● Exercise instructions: Reproduce all entries precisely as they are written.
[start of Task material]
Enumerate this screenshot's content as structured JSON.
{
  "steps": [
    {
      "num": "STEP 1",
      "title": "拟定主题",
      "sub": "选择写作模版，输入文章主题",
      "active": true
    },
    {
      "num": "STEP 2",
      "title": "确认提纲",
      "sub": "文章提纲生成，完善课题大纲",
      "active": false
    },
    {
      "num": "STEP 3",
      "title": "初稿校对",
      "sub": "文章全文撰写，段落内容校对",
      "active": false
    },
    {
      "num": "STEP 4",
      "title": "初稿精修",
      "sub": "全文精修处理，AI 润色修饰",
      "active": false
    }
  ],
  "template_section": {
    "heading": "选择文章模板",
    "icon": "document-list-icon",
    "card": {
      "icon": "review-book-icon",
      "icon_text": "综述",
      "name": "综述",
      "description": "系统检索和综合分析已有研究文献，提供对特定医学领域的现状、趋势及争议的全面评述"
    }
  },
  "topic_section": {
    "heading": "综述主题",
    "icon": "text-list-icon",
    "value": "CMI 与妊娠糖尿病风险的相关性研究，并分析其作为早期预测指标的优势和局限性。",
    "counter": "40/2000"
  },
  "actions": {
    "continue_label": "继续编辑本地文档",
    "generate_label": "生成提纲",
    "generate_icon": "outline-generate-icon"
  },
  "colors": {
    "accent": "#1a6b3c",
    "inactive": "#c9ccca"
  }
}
[end of Task material]
● Output of the task:
Enumerate this screenshot's content as structured JSON.
{
  "steps": [
    {
      "num": "STEP 1",
      "title": "拟定主题",
      "sub": "选择写作模版，输入文章主题",
      "active": true
    },
    {
      "num": "STEP 2",
      "title": "确认提纲",
      "sub": "文章提纲生成，完善课题大纲",
      "active": false
    },
    {
      "num": "STEP 3",
      "title": "初稿校对",
      "sub": "文章全文撰写，段落内容校对",
      "active": false
    },
    {
      "num": "STEP 4",
      "title": "初稿精修",
      "sub": "全文精修处理，AI 润色修饰",
      "active": false
    }
  ],
  "template_section": {
    "heading": "选择文章模板",
    "icon": "document-list-icon",
    "card": {
      "icon": "review-book-icon",
      "icon_text": "综述",
      "name": "综述",
      "description": "系统检索和综合分析已有研究文献，提供对特定医学领域的现状、趋势及争议的全面评述"
    }
  },
  "topic_section": {
    "heading": "综述主题",
    "icon": "text-list-icon",
    "value": "CMI 与妊娠糖尿病风险的相关性研究，并分析其作为早期预测指标的优势和局限性。",
    "counter": "40/2000"
  },
  "actions": {
    "continue_label": "继续编辑本地文档",
    "generate_label": "生成提纲",
    "generate_icon": "outline-generate-icon"
  },
  "colors": {
    "accent": "#1a6b3c",
    "inactive": "#c9ccca"
  }
}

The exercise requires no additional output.